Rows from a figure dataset

-=-=-=-=-

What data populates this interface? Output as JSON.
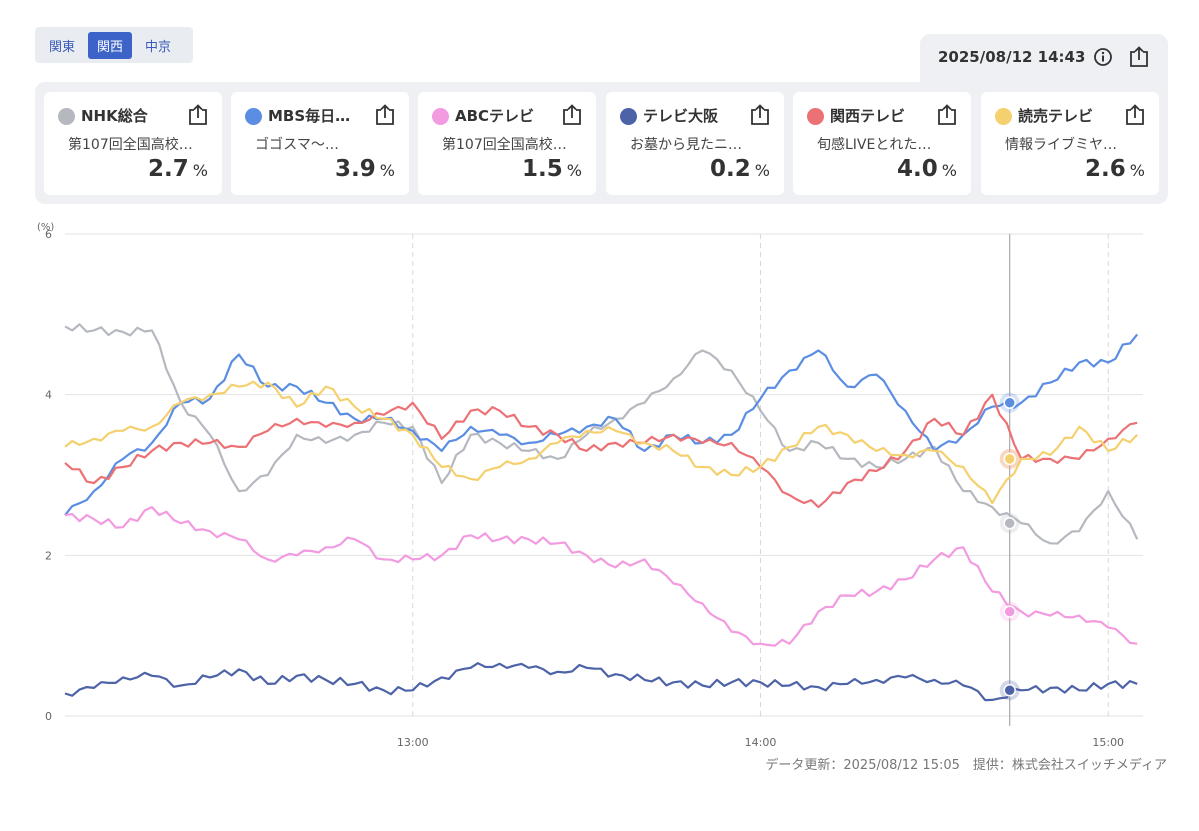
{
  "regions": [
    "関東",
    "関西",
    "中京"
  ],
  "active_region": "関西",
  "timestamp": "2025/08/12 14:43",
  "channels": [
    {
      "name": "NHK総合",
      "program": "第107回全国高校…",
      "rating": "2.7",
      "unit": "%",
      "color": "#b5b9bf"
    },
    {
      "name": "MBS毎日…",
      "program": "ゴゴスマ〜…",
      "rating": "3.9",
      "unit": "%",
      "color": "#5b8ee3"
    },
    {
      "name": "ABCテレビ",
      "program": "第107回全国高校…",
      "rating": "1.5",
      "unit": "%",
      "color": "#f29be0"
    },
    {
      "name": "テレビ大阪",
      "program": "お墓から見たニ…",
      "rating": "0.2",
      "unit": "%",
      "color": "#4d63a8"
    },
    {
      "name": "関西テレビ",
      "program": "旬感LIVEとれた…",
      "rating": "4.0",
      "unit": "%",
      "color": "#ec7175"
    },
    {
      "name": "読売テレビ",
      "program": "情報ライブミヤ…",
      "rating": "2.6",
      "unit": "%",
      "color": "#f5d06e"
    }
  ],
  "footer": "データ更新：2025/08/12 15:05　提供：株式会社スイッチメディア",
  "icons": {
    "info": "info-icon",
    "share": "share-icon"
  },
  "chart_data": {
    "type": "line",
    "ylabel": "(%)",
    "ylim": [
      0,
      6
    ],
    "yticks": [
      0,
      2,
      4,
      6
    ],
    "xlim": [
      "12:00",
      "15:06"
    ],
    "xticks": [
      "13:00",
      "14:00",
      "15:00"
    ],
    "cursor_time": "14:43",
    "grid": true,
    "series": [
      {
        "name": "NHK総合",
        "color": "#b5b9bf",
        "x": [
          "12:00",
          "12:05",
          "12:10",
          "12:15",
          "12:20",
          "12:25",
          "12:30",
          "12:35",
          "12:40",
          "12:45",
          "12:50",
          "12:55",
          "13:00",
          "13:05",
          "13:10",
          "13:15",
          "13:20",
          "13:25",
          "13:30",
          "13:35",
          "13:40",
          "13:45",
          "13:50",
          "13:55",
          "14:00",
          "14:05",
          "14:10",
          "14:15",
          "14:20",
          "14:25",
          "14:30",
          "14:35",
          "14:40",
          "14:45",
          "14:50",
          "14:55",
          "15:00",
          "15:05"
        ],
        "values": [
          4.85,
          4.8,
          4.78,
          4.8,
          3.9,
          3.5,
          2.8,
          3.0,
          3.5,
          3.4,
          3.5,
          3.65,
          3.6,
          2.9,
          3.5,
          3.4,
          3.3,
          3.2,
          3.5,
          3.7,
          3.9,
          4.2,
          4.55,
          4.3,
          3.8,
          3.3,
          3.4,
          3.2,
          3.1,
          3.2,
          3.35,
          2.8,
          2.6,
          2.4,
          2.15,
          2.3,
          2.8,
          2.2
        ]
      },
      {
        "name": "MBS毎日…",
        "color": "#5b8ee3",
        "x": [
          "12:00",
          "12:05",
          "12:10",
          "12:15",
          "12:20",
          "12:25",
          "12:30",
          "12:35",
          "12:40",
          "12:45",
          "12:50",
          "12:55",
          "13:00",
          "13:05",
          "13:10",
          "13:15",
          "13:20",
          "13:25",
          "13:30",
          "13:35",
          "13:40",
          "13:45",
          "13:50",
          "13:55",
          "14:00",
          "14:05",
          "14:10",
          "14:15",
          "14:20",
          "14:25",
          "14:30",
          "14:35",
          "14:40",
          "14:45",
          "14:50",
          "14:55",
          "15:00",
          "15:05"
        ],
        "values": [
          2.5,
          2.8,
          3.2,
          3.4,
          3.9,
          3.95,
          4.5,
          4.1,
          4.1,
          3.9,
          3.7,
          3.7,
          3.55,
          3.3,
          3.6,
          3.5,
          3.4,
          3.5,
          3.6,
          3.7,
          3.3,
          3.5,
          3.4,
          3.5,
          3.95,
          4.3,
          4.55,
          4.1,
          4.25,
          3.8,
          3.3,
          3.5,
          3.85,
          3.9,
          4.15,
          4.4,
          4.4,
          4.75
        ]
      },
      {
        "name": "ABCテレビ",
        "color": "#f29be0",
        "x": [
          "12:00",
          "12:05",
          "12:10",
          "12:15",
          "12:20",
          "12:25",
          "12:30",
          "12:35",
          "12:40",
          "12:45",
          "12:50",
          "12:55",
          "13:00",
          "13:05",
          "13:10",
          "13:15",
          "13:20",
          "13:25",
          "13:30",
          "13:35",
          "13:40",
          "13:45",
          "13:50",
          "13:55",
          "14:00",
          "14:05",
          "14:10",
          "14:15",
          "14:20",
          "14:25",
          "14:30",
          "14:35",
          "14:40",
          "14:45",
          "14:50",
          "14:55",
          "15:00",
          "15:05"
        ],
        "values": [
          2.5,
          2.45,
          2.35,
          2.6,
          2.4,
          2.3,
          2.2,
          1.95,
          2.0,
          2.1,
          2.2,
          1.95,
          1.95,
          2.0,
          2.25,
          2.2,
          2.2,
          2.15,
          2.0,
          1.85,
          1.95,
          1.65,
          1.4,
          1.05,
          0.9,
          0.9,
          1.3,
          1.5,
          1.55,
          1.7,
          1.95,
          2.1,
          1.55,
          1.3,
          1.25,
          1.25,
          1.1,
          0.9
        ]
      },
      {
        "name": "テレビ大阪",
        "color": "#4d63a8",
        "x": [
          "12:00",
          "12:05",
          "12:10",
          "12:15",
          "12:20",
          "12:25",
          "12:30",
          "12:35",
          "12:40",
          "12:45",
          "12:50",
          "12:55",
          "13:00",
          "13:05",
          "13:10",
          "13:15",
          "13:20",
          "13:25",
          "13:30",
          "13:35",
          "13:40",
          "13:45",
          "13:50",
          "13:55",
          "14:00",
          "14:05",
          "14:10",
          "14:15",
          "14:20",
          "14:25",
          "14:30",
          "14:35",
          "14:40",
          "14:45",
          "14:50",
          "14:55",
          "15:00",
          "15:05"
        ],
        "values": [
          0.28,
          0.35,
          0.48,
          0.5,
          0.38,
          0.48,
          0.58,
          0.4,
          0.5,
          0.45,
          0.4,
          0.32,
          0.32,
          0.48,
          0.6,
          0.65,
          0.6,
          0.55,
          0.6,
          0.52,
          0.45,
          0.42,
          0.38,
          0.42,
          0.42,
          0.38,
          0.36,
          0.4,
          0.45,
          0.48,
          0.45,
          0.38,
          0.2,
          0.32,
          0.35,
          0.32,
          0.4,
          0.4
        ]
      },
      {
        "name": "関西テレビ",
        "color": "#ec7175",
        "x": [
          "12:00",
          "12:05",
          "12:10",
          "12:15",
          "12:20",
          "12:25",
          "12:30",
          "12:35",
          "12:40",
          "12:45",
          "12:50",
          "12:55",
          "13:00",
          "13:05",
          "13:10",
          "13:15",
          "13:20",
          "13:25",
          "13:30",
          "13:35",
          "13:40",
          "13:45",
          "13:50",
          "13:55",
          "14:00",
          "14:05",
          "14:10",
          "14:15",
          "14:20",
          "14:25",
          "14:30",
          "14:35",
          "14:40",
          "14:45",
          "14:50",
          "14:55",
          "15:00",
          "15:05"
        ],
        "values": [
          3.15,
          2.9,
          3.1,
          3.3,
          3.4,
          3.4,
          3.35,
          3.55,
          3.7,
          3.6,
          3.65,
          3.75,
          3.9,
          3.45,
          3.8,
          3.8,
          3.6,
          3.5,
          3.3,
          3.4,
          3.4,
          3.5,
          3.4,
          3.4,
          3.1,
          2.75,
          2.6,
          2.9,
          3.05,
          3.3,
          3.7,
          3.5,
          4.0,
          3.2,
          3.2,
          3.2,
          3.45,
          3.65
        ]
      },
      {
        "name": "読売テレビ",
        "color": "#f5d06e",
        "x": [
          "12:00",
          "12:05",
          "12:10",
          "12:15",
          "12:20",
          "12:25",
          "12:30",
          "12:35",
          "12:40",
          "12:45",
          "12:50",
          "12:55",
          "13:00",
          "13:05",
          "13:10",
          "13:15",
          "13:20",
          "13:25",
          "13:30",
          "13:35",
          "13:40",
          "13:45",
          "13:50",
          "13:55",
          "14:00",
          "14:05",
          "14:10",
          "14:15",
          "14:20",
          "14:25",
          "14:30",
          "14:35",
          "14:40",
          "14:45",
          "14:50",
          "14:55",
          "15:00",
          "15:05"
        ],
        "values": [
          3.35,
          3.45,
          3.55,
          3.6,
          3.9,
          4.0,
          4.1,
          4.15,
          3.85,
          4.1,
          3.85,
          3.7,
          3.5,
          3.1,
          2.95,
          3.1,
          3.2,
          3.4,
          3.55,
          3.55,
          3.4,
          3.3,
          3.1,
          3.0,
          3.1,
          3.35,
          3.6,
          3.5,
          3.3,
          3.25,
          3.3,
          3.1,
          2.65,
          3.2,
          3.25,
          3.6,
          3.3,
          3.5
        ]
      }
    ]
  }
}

-=-=-=-=-

_Task instructions_: Single out each line of the records above with the string "color" in it, and copy it.

_Output below_:
      "color": "#b5b9bf"
      "color": "#5b8ee3"
      "color": "#f29be0"
      "color": "#4d63a8"
      "color": "#ec7175"
      "color": "#f5d06e"
        "color": "#b5b9bf",
        "color": "#5b8ee3",
        "color": "#f29be0",
        "color": "#4d63a8",
        "color": "#ec7175",
        "color": "#f5d06e",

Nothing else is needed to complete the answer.